**Task details:** Print the records below exactly as they appear.

:::

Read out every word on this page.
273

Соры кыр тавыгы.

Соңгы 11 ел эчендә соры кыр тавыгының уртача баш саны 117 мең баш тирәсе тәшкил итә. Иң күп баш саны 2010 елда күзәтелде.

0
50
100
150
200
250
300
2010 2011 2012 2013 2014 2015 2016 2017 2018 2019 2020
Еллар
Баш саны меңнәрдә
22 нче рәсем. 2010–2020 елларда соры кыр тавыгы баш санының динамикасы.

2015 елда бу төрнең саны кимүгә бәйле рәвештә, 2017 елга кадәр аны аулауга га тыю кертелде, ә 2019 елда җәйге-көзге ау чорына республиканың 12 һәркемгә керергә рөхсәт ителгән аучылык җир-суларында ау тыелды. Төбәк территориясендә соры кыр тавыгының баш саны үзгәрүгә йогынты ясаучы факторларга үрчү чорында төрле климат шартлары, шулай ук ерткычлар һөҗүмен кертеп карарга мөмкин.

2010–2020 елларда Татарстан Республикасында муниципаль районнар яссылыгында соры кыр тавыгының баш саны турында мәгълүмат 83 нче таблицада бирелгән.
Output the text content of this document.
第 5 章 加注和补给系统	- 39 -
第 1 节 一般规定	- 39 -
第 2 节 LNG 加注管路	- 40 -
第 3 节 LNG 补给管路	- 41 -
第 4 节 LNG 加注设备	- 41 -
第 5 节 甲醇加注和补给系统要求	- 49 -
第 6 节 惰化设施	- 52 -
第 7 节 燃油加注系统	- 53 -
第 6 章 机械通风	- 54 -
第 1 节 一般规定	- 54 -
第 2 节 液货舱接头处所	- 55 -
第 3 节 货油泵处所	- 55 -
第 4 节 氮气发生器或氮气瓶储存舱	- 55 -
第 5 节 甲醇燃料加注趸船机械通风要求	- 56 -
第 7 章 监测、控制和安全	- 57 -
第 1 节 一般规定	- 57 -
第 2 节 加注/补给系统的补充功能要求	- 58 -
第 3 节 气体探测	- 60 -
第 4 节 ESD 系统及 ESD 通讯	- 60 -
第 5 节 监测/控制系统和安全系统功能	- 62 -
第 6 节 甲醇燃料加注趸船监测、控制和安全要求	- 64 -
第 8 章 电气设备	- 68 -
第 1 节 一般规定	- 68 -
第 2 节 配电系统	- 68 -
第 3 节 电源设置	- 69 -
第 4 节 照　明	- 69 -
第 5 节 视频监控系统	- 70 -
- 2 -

:::

**Solution to the exercise:**
Read out every word on this page.
273

Соры кыр тавыгы.

Соңгы 11 ел эчендә соры кыр тавыгының уртача баш саны 117 мең баш тирәсе тәшкил итә. Иң күп баш саны 2010 елда күзәтелде.

0
50
100
150
200
250
300
2010 2011 2012 2013 2014 2015 2016 2017 2018 2019 2020
Еллар
Баш саны меңнәрдә
22 нче рәсем. 2010–2020 елларда соры кыр тавыгы баш санының динамикасы.

2015 елда бу төрнең саны кимүгә бәйле рәвештә, 2017 елга кадәр аны аулауга га тыю кертелде, ә 2019 елда җәйге-көзге ау чорына республиканың 12 һәркемгә керергә рөхсәт ителгән аучылык җир-суларында ау тыелды. Төбәк территориясендә соры кыр тавыгының баш саны үзгәрүгә йогынты ясаучы факторларга үрчү чорында төрле климат шартлары, шулай ук ерткычлар һөҗүмен кертеп карарга мөмкин.

2010–2020 елларда Татарстан Республикасында муниципаль районнар яссылыгында соры кыр тавыгының баш саны турында мәгълүмат 83 нче таблицада бирелгән.
Output the text content of this document.
第 5 章 加注和补给系统	- 39 -
第 1 节 一般规定	- 39 -
第 2 节 LNG 加注管路	- 40 -
第 3 节 LNG 补给管路	- 41 -
第 4 节 LNG 加注设备	- 41 -
第 5 节 甲醇加注和补给系统要求	- 49 -
第 6 节 惰化设施	- 52 -
第 7 节 燃油加注系统	- 53 -
第 6 章 机械通风	- 54 -
第 1 节 一般规定	- 54 -
第 2 节 液货舱接头处所	- 55 -
第 3 节 货油泵处所	- 55 -
第 4 节 氮气发生器或氮气瓶储存舱	- 55 -
第 5 节 甲醇燃料加注趸船机械通风要求	- 56 -
第 7 章 监测、控制和安全	- 57 -
第 1 节 一般规定	- 57 -
第 2 节 加注/补给系统的补充功能要求	- 58 -
第 3 节 气体探测	- 60 -
第 4 节 ESD 系统及 ESD 通讯	- 60 -
第 5 节 监测/控制系统和安全系统功能	- 62 -
第 6 节 甲醇燃料加注趸船监测、控制和安全要求	- 64 -
第 8 章 电气设备	- 68 -
第 1 节 一般规定	- 68 -
第 2 节 配电系统	- 68 -
第 3 节 电源设置	- 69 -
第 4 节 照　明	- 69 -
第 5 节 视频监控系统	- 70 -
- 2 -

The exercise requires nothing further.